____ Records for the task

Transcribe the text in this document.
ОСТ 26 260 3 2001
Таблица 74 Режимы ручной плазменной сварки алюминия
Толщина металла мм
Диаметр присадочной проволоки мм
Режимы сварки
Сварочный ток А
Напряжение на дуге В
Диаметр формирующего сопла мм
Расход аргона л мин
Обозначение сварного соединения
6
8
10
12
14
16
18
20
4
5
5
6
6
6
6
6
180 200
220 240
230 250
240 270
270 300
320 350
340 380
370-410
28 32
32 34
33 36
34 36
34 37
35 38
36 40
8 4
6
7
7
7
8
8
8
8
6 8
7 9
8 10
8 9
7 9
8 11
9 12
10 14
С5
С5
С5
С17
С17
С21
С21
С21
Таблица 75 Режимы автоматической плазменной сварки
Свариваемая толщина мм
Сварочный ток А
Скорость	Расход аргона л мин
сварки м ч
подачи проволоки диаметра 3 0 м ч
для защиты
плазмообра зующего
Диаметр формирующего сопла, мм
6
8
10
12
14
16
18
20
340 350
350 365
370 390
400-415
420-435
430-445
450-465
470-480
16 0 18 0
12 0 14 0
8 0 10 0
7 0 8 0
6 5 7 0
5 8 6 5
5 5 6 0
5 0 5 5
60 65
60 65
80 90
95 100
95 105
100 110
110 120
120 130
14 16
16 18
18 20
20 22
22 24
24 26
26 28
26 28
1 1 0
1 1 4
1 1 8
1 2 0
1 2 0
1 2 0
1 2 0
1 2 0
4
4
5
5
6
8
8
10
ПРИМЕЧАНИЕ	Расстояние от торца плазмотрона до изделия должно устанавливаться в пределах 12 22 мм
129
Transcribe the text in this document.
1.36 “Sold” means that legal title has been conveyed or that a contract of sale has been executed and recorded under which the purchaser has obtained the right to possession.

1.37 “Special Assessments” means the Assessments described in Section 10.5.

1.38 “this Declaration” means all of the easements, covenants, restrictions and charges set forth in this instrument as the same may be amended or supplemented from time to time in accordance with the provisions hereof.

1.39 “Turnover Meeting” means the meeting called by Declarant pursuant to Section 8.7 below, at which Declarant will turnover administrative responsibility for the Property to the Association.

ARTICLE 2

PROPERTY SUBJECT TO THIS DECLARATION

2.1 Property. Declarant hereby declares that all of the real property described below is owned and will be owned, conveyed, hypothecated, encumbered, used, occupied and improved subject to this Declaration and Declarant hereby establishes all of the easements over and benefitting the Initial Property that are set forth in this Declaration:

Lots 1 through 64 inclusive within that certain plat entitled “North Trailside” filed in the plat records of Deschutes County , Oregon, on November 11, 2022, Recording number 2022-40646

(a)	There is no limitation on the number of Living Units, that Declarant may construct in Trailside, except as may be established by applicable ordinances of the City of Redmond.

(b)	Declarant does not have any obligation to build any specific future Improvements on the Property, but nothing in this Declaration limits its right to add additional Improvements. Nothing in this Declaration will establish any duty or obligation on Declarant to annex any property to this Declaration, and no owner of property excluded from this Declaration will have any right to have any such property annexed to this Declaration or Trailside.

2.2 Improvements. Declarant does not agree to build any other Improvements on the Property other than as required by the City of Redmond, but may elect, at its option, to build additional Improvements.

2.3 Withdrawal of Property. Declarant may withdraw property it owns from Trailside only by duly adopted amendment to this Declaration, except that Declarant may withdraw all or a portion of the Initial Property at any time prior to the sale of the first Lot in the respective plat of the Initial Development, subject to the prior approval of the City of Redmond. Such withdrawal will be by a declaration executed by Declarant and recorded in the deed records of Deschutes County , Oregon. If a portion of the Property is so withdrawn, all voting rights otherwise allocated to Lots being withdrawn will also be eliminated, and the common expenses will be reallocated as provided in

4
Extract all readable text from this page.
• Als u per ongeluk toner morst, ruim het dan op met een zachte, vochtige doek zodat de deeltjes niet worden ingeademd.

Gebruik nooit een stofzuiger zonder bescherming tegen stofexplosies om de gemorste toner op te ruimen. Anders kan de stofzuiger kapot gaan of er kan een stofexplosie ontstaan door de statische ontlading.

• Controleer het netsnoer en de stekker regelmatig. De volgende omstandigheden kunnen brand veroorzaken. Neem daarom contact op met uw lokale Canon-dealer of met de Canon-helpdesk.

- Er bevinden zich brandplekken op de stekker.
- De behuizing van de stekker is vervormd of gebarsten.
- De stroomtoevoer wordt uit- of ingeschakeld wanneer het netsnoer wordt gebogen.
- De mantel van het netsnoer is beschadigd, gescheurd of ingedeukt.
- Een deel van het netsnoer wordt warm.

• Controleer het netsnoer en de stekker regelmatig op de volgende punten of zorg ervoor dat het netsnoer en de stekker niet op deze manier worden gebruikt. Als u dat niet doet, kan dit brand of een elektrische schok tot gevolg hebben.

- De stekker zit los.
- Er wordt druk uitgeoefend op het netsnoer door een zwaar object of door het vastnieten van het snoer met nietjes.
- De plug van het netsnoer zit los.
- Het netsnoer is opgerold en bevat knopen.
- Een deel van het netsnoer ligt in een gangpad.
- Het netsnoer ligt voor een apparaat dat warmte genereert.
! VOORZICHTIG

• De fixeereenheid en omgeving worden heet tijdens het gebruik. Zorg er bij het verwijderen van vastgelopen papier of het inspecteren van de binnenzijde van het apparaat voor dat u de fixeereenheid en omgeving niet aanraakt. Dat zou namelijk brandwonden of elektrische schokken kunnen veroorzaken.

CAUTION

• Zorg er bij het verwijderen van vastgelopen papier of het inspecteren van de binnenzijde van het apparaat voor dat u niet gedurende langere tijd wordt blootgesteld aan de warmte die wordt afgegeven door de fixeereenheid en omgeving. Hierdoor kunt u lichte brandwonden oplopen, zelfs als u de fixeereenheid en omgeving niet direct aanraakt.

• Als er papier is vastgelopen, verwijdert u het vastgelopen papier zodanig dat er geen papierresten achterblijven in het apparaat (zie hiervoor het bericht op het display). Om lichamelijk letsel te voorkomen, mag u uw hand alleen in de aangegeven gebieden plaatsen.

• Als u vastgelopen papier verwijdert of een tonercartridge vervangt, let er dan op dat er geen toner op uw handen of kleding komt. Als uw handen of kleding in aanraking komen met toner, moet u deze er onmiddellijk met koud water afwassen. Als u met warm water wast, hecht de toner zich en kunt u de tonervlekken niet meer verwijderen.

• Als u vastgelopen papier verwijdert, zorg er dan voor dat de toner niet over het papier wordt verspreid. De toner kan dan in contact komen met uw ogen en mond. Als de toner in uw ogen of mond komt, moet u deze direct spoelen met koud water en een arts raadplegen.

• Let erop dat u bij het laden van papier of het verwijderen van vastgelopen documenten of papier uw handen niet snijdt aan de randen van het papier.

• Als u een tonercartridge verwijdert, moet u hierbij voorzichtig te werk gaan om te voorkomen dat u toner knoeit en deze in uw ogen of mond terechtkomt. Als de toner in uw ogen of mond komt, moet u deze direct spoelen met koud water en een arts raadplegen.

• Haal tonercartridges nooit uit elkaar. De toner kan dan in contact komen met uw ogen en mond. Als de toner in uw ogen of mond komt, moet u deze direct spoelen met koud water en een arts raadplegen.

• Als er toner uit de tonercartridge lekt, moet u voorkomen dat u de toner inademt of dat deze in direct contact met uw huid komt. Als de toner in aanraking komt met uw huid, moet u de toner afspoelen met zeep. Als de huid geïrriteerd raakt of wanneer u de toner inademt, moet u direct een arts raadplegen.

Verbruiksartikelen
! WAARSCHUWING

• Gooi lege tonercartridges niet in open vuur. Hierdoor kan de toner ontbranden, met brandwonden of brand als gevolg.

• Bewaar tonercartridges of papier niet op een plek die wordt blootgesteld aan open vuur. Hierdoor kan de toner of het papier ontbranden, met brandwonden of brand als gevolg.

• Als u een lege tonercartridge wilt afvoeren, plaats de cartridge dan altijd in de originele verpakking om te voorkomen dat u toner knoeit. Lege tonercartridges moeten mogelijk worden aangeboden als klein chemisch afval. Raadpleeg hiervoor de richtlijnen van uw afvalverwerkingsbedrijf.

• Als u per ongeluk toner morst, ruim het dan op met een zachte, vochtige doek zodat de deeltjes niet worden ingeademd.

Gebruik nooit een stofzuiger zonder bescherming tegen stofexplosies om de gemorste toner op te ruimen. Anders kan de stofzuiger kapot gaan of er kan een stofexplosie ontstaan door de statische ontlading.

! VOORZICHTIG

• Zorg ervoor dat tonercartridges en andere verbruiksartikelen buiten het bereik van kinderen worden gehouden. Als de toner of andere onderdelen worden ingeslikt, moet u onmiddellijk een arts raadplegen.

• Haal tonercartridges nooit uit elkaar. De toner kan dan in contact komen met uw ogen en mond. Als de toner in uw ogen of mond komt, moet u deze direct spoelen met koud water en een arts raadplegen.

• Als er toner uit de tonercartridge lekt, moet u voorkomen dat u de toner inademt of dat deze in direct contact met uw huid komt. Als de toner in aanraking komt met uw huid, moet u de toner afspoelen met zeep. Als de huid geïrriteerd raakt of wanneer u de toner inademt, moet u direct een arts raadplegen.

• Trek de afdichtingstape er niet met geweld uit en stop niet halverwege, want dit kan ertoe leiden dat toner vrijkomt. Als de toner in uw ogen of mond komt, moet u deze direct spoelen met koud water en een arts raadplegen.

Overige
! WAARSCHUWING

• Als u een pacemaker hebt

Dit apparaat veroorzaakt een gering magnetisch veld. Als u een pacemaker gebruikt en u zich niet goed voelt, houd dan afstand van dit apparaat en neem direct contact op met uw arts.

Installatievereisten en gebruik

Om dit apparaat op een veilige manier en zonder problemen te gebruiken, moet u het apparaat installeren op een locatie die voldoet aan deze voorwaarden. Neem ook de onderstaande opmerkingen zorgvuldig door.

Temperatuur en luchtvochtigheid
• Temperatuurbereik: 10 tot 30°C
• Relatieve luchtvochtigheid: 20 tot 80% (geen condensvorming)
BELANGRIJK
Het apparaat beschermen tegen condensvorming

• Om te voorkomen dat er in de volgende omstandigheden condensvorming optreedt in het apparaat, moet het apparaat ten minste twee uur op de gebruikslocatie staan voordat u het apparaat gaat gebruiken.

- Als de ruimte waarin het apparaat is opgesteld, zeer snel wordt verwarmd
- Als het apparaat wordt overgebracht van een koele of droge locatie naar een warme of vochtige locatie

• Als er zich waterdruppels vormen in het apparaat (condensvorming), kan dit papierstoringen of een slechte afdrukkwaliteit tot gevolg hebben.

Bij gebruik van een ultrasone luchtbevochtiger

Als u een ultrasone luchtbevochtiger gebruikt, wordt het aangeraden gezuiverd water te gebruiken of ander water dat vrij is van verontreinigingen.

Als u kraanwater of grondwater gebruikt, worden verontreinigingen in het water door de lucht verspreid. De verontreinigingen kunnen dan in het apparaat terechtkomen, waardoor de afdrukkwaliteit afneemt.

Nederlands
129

________

> What is required
List every line from the entries above in which "hebben" appears.

> Finished exercise
• Controleer het netsnoer en de stekker regelmatig op de volgende punten of zorg ervoor dat het netsnoer en de stekker niet op deze manier worden gebruikt. Als u dat niet doet, kan dit brand of een elektrische schok tot gevolg hebben.
• Als er zich waterdruppels vormen in het apparaat (condensvorming), kan dit papierstoringen of een slechte afdrukkwaliteit tot gevolg hebben.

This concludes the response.